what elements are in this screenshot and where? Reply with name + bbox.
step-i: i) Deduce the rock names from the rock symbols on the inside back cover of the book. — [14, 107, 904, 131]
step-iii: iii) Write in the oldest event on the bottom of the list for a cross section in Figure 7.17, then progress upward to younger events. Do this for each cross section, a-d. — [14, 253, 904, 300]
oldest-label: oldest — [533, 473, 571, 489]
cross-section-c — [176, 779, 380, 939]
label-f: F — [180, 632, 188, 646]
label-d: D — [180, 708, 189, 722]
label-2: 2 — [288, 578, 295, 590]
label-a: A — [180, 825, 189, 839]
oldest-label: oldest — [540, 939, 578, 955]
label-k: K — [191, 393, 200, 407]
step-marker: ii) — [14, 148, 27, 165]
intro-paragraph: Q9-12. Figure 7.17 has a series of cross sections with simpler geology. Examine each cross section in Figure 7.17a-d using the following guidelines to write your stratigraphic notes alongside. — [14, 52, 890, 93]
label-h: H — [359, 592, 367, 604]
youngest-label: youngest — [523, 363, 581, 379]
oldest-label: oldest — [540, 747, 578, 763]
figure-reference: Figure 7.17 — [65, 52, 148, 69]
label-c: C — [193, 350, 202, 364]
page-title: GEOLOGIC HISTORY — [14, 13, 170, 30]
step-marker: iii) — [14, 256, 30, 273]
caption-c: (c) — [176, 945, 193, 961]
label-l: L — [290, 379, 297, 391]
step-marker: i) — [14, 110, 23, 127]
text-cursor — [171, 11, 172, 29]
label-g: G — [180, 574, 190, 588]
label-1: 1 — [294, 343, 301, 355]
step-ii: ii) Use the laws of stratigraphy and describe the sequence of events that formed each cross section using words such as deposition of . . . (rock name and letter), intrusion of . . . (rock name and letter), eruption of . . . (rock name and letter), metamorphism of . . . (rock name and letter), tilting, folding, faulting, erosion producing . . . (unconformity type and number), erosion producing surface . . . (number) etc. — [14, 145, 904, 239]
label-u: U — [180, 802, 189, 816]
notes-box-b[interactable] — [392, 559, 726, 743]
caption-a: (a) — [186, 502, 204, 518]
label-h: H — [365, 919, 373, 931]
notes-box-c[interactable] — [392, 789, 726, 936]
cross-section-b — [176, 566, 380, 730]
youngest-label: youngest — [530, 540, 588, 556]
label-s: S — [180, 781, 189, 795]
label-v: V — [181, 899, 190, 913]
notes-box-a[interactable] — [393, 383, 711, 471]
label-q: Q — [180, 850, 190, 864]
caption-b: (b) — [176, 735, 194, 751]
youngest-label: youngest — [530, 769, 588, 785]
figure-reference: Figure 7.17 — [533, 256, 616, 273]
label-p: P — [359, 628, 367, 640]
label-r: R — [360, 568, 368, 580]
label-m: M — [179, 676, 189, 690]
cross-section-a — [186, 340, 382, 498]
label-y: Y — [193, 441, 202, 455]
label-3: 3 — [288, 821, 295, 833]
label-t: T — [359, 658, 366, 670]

□ □ □ □ □

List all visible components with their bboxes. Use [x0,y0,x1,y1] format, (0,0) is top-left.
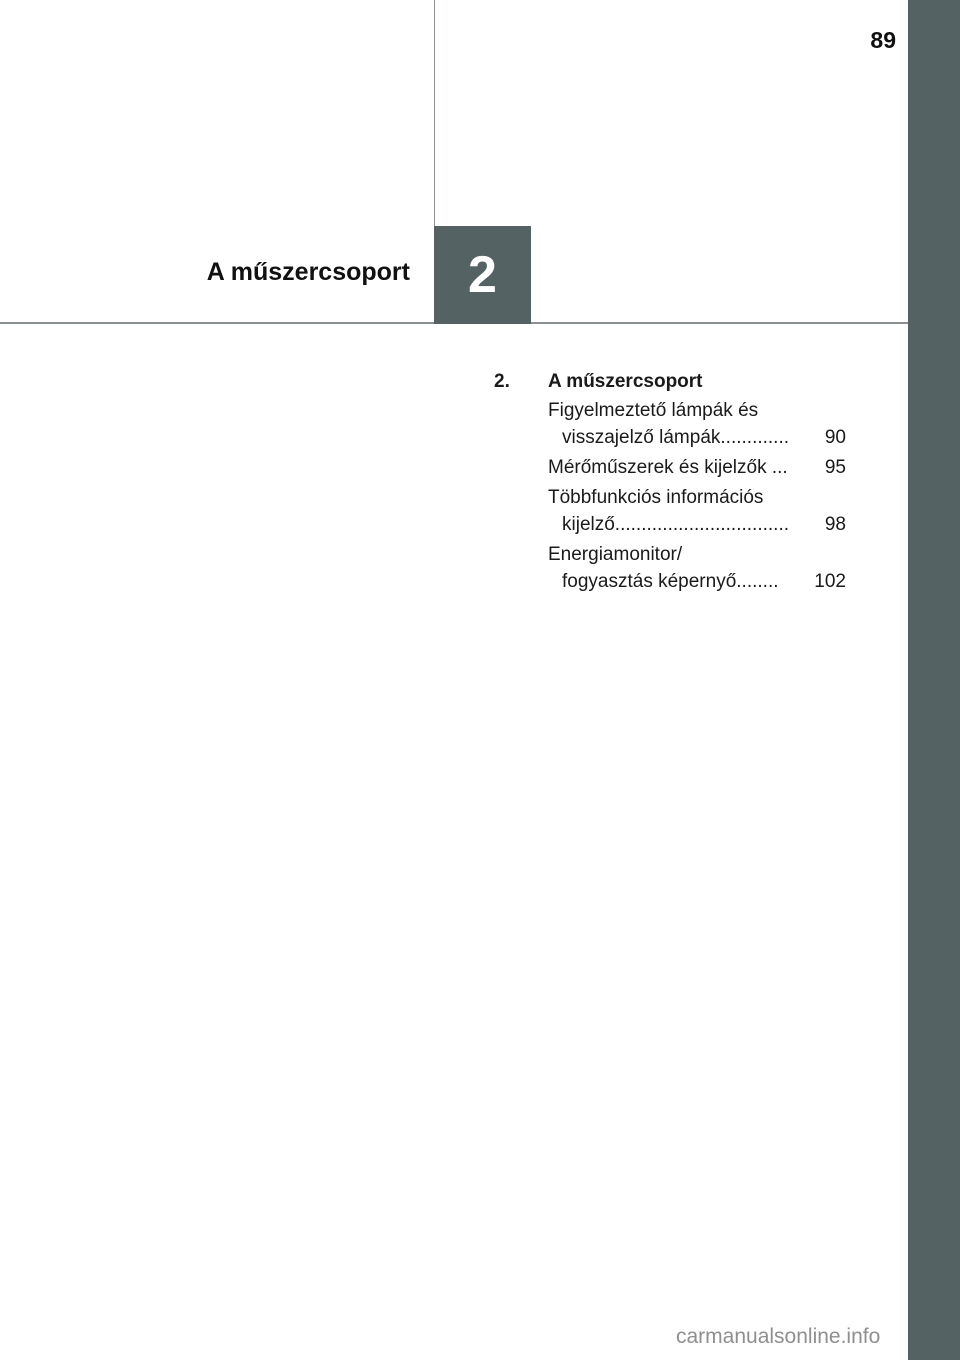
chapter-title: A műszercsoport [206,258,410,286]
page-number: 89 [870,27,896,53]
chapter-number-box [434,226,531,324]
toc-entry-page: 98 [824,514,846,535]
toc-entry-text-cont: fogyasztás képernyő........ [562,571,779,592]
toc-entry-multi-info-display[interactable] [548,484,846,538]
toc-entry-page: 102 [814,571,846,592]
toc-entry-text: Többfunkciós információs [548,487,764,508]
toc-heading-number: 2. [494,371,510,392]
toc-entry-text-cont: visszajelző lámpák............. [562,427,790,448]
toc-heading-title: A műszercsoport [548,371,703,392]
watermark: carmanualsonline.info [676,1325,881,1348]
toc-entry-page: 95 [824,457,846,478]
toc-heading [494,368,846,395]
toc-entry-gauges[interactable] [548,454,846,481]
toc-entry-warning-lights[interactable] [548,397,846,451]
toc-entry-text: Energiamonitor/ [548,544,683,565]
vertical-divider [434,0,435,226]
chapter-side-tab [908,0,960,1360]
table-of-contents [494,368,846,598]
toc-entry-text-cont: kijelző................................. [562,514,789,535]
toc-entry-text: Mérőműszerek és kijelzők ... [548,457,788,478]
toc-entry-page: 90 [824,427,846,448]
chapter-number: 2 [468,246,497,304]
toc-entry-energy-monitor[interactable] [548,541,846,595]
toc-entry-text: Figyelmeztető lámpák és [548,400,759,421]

□ □ □ □ □

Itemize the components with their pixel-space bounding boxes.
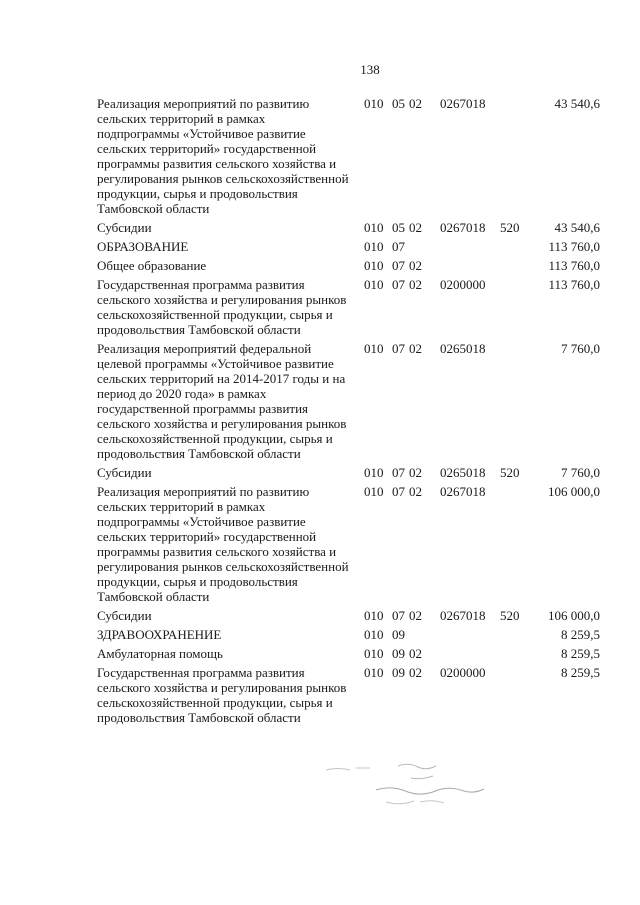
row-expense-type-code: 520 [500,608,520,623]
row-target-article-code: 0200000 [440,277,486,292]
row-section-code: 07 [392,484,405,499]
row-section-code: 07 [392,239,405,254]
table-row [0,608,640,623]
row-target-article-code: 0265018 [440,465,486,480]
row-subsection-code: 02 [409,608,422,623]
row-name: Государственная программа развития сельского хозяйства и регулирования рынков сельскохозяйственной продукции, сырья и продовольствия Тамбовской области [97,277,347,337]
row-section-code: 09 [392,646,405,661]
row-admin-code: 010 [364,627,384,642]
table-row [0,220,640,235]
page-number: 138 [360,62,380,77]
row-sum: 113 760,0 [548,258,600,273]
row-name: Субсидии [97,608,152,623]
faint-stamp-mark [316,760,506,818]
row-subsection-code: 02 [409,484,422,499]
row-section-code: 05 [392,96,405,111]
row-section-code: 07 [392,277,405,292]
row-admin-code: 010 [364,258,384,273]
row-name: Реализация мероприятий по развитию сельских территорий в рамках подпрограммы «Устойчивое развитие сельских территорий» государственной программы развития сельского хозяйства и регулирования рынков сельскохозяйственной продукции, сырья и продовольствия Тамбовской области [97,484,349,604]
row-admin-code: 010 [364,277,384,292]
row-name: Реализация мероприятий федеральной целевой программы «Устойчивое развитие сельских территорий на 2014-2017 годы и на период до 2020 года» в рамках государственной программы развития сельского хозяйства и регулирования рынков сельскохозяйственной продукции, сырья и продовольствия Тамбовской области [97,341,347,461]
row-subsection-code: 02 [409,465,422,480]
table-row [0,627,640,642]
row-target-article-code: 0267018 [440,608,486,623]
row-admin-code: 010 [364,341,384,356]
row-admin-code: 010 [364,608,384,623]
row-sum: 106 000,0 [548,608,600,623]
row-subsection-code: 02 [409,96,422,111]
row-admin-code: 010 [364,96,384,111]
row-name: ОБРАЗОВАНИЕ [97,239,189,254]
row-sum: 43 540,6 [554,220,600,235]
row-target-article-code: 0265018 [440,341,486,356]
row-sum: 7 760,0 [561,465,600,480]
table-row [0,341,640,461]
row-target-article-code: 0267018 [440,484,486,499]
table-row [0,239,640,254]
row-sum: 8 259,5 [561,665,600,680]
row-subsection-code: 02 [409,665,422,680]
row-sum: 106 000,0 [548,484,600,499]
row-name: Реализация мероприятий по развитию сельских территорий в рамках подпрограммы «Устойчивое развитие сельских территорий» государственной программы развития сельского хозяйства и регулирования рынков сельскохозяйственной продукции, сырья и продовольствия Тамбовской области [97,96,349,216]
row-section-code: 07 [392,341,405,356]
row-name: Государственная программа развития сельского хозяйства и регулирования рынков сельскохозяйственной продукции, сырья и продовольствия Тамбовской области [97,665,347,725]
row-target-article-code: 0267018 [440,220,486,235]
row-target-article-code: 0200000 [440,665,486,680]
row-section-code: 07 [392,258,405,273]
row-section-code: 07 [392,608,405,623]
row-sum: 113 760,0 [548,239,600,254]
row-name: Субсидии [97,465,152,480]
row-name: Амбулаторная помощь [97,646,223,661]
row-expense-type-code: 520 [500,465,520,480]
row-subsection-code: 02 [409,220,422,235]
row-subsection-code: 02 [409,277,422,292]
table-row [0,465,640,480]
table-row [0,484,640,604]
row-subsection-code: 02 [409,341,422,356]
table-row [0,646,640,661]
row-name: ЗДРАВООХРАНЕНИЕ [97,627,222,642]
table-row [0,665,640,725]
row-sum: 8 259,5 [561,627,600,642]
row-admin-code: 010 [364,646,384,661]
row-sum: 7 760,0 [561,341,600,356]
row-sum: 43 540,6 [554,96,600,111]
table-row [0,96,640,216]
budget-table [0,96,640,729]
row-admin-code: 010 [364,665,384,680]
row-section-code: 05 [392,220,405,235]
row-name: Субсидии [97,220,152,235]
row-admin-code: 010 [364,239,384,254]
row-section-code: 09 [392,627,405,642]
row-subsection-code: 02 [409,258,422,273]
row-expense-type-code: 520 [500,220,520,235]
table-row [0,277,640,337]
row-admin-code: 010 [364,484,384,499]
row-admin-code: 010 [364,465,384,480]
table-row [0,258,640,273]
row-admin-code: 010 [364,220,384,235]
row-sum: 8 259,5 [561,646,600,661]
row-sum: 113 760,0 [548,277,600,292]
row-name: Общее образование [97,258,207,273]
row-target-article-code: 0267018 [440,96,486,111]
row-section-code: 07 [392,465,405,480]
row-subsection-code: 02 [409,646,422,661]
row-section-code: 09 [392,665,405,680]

□ □ □ □ □

Repeat the entries in the second block, from the line containing "chapter-title: A műszercsoport" through the line containing "toc-entry-text-cont: visszajelző lámpák.............", inclusive.

chapter-title: A műszercsoport [206,258,410,286]
page-number: 89 [870,27,896,53]
chapter-number-box [434,226,531,324]
toc-entry-page: 98 [824,514,846,535]
toc-entry-text-cont: fogyasztás képernyő........ [562,571,779,592]
toc-entry-multi-info-display[interactable] [548,484,846,538]
toc-entry-page: 102 [814,571,846,592]
toc-entry-text: Többfunkciós információs [548,487,764,508]
toc-heading-number: 2. [494,371,510,392]
toc-entry-text-cont: visszajelző lámpák............. [562,427,790,448]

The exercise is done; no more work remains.